TASK GOAL: Write out each record below exactly as it appears, with no pictures.

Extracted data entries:
──────
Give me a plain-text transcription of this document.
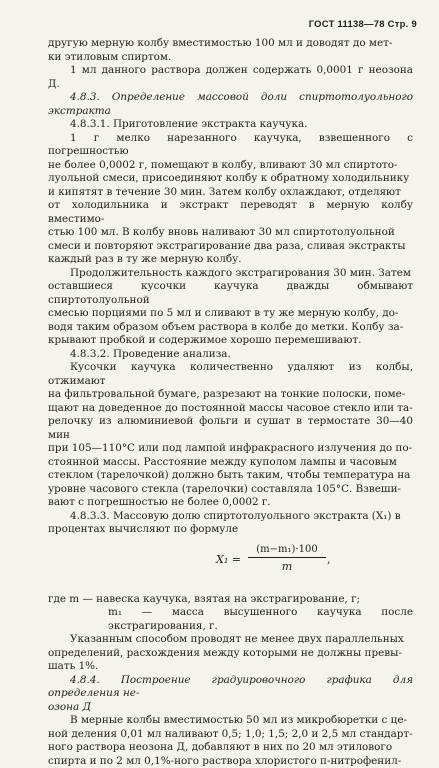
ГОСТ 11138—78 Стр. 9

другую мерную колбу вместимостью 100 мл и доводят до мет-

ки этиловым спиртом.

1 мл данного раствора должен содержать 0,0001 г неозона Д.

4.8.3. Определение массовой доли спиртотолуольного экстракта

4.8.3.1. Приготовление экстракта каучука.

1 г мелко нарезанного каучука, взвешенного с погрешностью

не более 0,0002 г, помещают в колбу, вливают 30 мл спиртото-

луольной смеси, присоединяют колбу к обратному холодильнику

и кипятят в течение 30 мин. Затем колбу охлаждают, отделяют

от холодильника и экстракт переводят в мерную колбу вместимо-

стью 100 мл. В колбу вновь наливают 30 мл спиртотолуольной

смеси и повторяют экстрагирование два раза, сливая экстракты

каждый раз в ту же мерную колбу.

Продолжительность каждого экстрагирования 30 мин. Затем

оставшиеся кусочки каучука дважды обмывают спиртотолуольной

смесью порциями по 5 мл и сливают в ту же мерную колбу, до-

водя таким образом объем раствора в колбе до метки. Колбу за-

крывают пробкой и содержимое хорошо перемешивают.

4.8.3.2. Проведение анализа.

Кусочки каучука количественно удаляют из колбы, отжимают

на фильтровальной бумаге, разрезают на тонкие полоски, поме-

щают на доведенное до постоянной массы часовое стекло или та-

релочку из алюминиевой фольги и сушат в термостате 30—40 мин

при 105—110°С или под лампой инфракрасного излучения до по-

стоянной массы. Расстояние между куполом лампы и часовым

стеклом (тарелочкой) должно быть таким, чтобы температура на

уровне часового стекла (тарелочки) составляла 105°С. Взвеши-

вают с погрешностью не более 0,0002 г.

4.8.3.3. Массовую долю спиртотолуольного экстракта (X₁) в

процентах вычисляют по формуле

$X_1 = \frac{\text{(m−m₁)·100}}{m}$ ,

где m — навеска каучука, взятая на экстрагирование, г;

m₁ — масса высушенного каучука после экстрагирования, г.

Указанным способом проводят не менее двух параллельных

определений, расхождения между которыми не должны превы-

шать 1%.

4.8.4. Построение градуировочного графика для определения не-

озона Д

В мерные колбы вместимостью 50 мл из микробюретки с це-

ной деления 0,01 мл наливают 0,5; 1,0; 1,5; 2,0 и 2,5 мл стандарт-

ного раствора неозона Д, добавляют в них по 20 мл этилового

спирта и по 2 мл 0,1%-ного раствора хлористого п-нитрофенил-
──────
ANSWER IN FULL:
Give me a plain-text transcription of this document.
ГОСТ 11138—78 Стр. 9

другую мерную колбу вместимостью 100 мл и доводят до мет-

ки этиловым спиртом.

1 мл данного раствора должен содержать 0,0001 г неозона Д.

4.8.3. Определение массовой доли спиртотолуольного экстракта

4.8.3.1. Приготовление экстракта каучука.

1 г мелко нарезанного каучука, взвешенного с погрешностью

не более 0,0002 г, помещают в колбу, вливают 30 мл спиртото-

луольной смеси, присоединяют колбу к обратному холодильнику

и кипятят в течение 30 мин. Затем колбу охлаждают, отделяют

от холодильника и экстракт переводят в мерную колбу вместимо-

стью 100 мл. В колбу вновь наливают 30 мл спиртотолуольной

смеси и повторяют экстрагирование два раза, сливая экстракты

каждый раз в ту же мерную колбу.

Продолжительность каждого экстрагирования 30 мин. Затем

оставшиеся кусочки каучука дважды обмывают спиртотолуольной

смесью порциями по 5 мл и сливают в ту же мерную колбу, до-

водя таким образом объем раствора в колбе до метки. Колбу за-

крывают пробкой и содержимое хорошо перемешивают.

4.8.3.2. Проведение анализа.

Кусочки каучука количественно удаляют из колбы, отжимают

на фильтровальной бумаге, разрезают на тонкие полоски, поме-

щают на доведенное до постоянной массы часовое стекло или та-

релочку из алюминиевой фольги и сушат в термостате 30—40 мин

при 105—110°С или под лампой инфракрасного излучения до по-

стоянной массы. Расстояние между куполом лампы и часовым

стеклом (тарелочкой) должно быть таким, чтобы температура на

уровне часового стекла (тарелочки) составляла 105°С. Взвеши-

вают с погрешностью не более 0,0002 г.

4.8.3.3. Массовую долю спиртотолуольного экстракта (X₁) в

процентах вычисляют по формуле

$X_1 = \frac{\text{(m−m₁)·100}}{m}$ ,

где m — навеска каучука, взятая на экстрагирование, г;

m₁ — масса высушенного каучука после экстрагирования, г.

Указанным способом проводят не менее двух параллельных

определений, расхождения между которыми не должны превы-

шать 1%.

4.8.4. Построение градуировочного графика для определения не-

озона Д

В мерные колбы вместимостью 50 мл из микробюретки с це-

ной деления 0,01 мл наливают 0,5; 1,0; 1,5; 2,0 и 2,5 мл стандарт-

ного раствора неозона Д, добавляют в них по 20 мл этилового

спирта и по 2 мл 0,1%-ного раствора хлористого п-нитрофенил-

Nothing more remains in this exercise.